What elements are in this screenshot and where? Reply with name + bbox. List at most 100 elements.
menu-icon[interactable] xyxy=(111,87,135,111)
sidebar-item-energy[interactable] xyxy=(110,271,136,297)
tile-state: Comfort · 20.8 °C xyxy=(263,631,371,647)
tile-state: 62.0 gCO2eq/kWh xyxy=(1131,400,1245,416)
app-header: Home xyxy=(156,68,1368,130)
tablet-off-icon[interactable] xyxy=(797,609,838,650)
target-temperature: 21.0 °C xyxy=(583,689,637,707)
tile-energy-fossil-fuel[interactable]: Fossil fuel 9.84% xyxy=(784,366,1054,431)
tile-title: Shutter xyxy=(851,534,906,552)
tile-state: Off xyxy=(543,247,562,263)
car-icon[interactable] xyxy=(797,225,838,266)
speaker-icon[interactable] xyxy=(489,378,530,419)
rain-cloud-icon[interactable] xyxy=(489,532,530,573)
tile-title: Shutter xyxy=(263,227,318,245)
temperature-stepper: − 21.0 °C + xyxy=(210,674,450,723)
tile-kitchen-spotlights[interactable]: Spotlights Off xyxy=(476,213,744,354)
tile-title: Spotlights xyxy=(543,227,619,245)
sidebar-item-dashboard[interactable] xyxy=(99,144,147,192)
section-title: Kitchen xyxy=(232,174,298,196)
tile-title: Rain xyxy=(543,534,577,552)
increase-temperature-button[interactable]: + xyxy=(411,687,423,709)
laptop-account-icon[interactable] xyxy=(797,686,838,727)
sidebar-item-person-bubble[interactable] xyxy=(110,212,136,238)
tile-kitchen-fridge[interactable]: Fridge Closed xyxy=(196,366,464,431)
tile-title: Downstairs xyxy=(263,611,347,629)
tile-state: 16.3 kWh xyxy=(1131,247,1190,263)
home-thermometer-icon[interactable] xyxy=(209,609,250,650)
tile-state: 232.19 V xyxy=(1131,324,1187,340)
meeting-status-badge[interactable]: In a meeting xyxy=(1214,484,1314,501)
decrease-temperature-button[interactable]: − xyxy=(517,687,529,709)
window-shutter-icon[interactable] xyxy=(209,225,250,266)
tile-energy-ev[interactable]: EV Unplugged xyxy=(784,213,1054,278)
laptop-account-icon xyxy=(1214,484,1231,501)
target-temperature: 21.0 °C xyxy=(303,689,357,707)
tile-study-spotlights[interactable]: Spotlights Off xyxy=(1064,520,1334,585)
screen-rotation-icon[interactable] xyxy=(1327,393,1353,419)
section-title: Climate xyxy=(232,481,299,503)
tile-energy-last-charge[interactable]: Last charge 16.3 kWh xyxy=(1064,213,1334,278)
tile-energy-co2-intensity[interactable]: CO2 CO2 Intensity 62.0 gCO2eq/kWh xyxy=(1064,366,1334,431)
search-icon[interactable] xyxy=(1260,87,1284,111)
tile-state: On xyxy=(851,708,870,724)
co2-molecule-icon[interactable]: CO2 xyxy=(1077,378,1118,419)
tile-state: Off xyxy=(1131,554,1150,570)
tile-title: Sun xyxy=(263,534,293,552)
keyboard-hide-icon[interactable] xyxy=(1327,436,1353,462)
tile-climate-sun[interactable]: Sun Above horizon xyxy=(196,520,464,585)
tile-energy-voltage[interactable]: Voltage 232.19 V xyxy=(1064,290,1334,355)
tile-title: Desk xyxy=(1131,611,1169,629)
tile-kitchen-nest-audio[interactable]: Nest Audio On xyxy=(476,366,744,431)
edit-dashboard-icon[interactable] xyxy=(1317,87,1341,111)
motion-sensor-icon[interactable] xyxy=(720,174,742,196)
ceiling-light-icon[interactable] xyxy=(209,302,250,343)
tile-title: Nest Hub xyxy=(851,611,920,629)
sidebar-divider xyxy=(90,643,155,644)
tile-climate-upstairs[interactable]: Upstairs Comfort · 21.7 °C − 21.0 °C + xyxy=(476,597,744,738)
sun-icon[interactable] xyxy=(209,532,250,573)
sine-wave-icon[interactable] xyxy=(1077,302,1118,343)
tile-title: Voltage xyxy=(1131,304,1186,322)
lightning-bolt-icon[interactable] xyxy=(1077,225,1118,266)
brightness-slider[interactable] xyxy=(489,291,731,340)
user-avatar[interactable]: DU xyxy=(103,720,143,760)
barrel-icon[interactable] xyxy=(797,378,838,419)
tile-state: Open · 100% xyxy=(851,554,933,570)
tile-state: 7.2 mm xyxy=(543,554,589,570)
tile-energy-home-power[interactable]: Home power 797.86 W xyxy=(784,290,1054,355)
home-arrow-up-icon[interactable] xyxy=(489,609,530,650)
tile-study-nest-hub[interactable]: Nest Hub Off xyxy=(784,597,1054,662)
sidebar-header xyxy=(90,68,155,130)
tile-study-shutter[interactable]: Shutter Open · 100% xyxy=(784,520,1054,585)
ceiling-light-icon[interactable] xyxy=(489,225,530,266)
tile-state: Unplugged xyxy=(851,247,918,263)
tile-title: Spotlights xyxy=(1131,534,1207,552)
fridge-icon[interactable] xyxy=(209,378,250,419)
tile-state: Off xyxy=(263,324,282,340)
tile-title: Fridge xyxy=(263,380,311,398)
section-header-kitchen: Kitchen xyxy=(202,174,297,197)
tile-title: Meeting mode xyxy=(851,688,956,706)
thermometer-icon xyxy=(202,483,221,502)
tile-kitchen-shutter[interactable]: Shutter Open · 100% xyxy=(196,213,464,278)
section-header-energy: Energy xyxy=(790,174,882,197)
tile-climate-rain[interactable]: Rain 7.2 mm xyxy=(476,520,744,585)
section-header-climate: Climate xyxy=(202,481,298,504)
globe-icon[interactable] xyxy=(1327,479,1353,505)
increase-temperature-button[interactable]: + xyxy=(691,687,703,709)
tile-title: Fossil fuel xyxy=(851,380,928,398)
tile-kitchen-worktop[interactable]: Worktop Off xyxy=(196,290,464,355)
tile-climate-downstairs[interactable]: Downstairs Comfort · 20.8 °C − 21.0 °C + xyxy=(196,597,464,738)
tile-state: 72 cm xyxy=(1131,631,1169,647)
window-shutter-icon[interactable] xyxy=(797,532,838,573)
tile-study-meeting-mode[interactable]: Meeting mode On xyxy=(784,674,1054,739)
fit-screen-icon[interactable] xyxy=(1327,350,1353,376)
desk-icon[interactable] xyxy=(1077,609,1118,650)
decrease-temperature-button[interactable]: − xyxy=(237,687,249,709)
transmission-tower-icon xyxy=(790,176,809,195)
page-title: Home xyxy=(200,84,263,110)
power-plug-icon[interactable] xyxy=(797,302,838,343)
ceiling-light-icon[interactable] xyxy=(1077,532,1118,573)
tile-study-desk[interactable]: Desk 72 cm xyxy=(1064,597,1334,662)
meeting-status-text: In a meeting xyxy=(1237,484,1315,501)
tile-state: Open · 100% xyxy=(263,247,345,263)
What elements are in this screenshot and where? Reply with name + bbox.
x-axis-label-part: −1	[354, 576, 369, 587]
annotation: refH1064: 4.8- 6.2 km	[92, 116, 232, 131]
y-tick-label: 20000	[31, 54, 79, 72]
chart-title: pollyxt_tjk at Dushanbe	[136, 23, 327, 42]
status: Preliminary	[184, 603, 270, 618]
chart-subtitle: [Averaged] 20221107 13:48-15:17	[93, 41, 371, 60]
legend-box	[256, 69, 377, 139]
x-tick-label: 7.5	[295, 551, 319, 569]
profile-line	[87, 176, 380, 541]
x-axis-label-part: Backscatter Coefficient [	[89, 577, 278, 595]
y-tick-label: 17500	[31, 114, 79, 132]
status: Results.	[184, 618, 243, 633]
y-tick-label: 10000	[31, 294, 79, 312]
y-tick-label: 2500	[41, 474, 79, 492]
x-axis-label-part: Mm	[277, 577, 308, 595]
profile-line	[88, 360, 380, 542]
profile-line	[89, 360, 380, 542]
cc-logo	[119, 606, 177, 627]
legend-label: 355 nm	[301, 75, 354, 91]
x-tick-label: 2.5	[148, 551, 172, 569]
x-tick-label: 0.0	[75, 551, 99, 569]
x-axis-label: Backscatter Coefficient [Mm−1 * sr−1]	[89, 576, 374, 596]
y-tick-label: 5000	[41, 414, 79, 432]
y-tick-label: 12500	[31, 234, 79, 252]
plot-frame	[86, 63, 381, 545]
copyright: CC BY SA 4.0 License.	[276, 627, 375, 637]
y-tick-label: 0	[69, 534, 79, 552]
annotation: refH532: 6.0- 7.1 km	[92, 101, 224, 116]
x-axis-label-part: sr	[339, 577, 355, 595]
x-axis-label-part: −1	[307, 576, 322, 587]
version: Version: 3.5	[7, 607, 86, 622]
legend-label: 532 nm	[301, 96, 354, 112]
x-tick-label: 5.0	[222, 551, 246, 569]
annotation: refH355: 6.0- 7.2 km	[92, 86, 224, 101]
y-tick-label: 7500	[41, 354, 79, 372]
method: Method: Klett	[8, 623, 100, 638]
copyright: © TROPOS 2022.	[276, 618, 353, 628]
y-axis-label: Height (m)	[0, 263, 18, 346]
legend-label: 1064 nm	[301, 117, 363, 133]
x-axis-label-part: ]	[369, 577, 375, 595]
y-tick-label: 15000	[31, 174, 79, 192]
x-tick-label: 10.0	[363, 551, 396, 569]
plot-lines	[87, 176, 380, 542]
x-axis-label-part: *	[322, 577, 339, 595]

§ **Exercise task**
Copy the entries word for word, starting at the very first line and ending at the line that contains "tile-title: Shutter xyxy=(851,534,906,552)", with both of those lines included.

§ **Task response**
What elements are in this screenshot and where? Reply with name + bbox. List at most 100 elements.
menu-icon[interactable] xyxy=(111,87,135,111)
sidebar-item-energy[interactable] xyxy=(110,271,136,297)
tile-state: Comfort · 20.8 °C xyxy=(263,631,371,647)
tile-state: 62.0 gCO2eq/kWh xyxy=(1131,400,1245,416)
app-header: Home xyxy=(156,68,1368,130)
tablet-off-icon[interactable] xyxy=(797,609,838,650)
target-temperature: 21.0 °C xyxy=(583,689,637,707)
tile-energy-fossil-fuel[interactable]: Fossil fuel 9.84% xyxy=(784,366,1054,431)
tile-title: Shutter xyxy=(851,534,906,552)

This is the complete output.